__Exercise__:
Retype every entry in its entirety, without alteration.

— Start Data excerpts —

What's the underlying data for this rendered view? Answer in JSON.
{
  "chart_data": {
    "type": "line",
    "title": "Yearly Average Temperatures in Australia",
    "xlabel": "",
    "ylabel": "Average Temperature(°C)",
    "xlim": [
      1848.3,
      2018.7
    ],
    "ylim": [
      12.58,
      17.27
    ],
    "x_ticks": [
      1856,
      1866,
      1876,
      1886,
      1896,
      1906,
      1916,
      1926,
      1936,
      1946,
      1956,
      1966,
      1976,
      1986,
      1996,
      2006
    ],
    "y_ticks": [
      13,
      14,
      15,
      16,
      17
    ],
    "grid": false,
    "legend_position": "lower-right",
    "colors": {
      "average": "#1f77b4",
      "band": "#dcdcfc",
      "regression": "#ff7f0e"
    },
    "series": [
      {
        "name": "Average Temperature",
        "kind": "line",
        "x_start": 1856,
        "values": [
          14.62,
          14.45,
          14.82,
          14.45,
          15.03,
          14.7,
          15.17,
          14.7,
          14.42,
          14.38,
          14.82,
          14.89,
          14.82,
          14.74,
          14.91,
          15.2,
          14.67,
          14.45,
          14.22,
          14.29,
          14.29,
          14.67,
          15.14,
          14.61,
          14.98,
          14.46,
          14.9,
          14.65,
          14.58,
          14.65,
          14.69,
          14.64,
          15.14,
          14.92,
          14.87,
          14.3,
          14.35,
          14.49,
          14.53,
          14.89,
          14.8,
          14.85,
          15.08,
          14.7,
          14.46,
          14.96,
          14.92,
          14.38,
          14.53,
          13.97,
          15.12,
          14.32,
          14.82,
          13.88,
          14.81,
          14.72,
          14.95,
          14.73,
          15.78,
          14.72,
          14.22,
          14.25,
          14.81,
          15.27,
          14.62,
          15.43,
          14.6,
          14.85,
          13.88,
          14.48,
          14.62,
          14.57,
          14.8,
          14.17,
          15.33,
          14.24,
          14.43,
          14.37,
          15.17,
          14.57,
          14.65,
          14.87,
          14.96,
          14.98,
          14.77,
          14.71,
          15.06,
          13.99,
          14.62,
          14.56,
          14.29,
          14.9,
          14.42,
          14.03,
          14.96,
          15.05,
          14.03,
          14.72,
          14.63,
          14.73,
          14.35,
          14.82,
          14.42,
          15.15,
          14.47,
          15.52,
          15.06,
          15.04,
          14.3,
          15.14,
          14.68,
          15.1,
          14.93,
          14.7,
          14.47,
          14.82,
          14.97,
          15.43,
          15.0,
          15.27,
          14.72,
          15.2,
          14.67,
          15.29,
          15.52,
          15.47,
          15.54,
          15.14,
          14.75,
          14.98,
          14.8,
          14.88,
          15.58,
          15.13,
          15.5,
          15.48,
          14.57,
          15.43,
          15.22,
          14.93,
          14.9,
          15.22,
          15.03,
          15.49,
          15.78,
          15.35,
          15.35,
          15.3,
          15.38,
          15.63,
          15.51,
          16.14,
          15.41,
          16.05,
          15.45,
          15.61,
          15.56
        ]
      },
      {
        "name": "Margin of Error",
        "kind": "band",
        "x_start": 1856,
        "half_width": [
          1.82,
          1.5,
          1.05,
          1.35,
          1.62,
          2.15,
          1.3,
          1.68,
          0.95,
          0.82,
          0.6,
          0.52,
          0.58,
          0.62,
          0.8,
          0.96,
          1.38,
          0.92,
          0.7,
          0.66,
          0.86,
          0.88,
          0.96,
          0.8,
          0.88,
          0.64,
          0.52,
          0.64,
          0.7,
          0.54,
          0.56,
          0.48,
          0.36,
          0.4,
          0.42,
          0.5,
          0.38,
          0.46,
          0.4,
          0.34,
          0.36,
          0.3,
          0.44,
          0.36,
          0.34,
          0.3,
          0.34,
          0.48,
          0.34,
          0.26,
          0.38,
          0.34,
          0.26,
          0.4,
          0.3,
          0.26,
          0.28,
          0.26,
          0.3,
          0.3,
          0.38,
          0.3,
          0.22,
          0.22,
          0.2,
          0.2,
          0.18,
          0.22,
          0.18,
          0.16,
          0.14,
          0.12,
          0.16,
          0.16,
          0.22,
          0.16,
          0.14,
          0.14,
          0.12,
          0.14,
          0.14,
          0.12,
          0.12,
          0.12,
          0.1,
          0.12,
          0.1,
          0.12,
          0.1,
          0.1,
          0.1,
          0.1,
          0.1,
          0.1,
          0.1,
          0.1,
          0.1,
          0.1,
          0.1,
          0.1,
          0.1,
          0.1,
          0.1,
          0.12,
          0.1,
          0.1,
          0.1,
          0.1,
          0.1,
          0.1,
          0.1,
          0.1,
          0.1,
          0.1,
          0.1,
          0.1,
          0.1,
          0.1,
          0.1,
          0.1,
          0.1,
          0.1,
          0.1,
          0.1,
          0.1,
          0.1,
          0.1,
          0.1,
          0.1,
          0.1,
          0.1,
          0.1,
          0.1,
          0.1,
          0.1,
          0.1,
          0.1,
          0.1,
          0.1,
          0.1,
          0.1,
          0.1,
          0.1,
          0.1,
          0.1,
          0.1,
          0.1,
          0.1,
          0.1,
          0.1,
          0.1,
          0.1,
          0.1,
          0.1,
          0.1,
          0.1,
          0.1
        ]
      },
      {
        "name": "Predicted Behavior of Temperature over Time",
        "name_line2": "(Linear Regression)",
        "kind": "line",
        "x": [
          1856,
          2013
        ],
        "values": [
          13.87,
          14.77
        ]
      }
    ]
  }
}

— End Data excerpts —

__Written solution__:
What's the underlying data for this rendered view? Answer in JSON.
{
  "chart_data": {
    "type": "line",
    "title": "Yearly Average Temperatures in Australia",
    "xlabel": "",
    "ylabel": "Average Temperature(°C)",
    "xlim": [
      1848.3,
      2018.7
    ],
    "ylim": [
      12.58,
      17.27
    ],
    "x_ticks": [
      1856,
      1866,
      1876,
      1886,
      1896,
      1906,
      1916,
      1926,
      1936,
      1946,
      1956,
      1966,
      1976,
      1986,
      1996,
      2006
    ],
    "y_ticks": [
      13,
      14,
      15,
      16,
      17
    ],
    "grid": false,
    "legend_position": "lower-right",
    "colors": {
      "average": "#1f77b4",
      "band": "#dcdcfc",
      "regression": "#ff7f0e"
    },
    "series": [
      {
        "name": "Average Temperature",
        "kind": "line",
        "x_start": 1856,
        "values": [
          14.62,
          14.45,
          14.82,
          14.45,
          15.03,
          14.7,
          15.17,
          14.7,
          14.42,
          14.38,
          14.82,
          14.89,
          14.82,
          14.74,
          14.91,
          15.2,
          14.67,
          14.45,
          14.22,
          14.29,
          14.29,
          14.67,
          15.14,
          14.61,
          14.98,
          14.46,
          14.9,
          14.65,
          14.58,
          14.65,
          14.69,
          14.64,
          15.14,
          14.92,
          14.87,
          14.3,
          14.35,
          14.49,
          14.53,
          14.89,
          14.8,
          14.85,
          15.08,
          14.7,
          14.46,
          14.96,
          14.92,
          14.38,
          14.53,
          13.97,
          15.12,
          14.32,
          14.82,
          13.88,
          14.81,
          14.72,
          14.95,
          14.73,
          15.78,
          14.72,
          14.22,
          14.25,
          14.81,
          15.27,
          14.62,
          15.43,
          14.6,
          14.85,
          13.88,
          14.48,
          14.62,
          14.57,
          14.8,
          14.17,
          15.33,
          14.24,
          14.43,
          14.37,
          15.17,
          14.57,
          14.65,
          14.87,
          14.96,
          14.98,
          14.77,
          14.71,
          15.06,
          13.99,
          14.62,
          14.56,
          14.29,
          14.9,
          14.42,
          14.03,
          14.96,
          15.05,
          14.03,
          14.72,
          14.63,
          14.73,
          14.35,
          14.82,
          14.42,
          15.15,
          14.47,
          15.52,
          15.06,
          15.04,
          14.3,
          15.14,
          14.68,
          15.1,
          14.93,
          14.7,
          14.47,
          14.82,
          14.97,
          15.43,
          15.0,
          15.27,
          14.72,
          15.2,
          14.67,
          15.29,
          15.52,
          15.47,
          15.54,
          15.14,
          14.75,
          14.98,
          14.8,
          14.88,
          15.58,
          15.13,
          15.5,
          15.48,
          14.57,
          15.43,
          15.22,
          14.93,
          14.9,
          15.22,
          15.03,
          15.49,
          15.78,
          15.35,
          15.35,
          15.3,
          15.38,
          15.63,
          15.51,
          16.14,
          15.41,
          16.05,
          15.45,
          15.61,
          15.56
        ]
      },
      {
        "name": "Margin of Error",
        "kind": "band",
        "x_start": 1856,
        "half_width": [
          1.82,
          1.5,
          1.05,
          1.35,
          1.62,
          2.15,
          1.3,
          1.68,
          0.95,
          0.82,
          0.6,
          0.52,
          0.58,
          0.62,
          0.8,
          0.96,
          1.38,
          0.92,
          0.7,
          0.66,
          0.86,
          0.88,
          0.96,
          0.8,
          0.88,
          0.64,
          0.52,
          0.64,
          0.7,
          0.54,
          0.56,
          0.48,
          0.36,
          0.4,
          0.42,
          0.5,
          0.38,
          0.46,
          0.4,
          0.34,
          0.36,
          0.3,
          0.44,
          0.36,
          0.34,
          0.3,
          0.34,
          0.48,
          0.34,
          0.26,
          0.38,
          0.34,
          0.26,
          0.4,
          0.3,
          0.26,
          0.28,
          0.26,
          0.3,
          0.3,
          0.38,
          0.3,
          0.22,
          0.22,
          0.2,
          0.2,
          0.18,
          0.22,
          0.18,
          0.16,
          0.14,
          0.12,
          0.16,
          0.16,
          0.22,
          0.16,
          0.14,
          0.14,
          0.12,
          0.14,
          0.14,
          0.12,
          0.12,
          0.12,
          0.1,
          0.12,
          0.1,
          0.12,
          0.1,
          0.1,
          0.1,
          0.1,
          0.1,
          0.1,
          0.1,
          0.1,
          0.1,
          0.1,
          0.1,
          0.1,
          0.1,
          0.1,
          0.1,
          0.12,
          0.1,
          0.1,
          0.1,
          0.1,
          0.1,
          0.1,
          0.1,
          0.1,
          0.1,
          0.1,
          0.1,
          0.1,
          0.1,
          0.1,
          0.1,
          0.1,
          0.1,
          0.1,
          0.1,
          0.1,
          0.1,
          0.1,
          0.1,
          0.1,
          0.1,
          0.1,
          0.1,
          0.1,
          0.1,
          0.1,
          0.1,
          0.1,
          0.1,
          0.1,
          0.1,
          0.1,
          0.1,
          0.1,
          0.1,
          0.1,
          0.1,
          0.1,
          0.1,
          0.1,
          0.1,
          0.1,
          0.1,
          0.1,
          0.1,
          0.1,
          0.1,
          0.1,
          0.1
        ]
      },
      {
        "name": "Predicted Behavior of Temperature over Time",
        "name_line2": "(Linear Regression)",
        "kind": "line",
        "x": [
          1856,
          2013
        ],
        "values": [
          13.87,
          14.77
        ]
      }
    ]
  }
}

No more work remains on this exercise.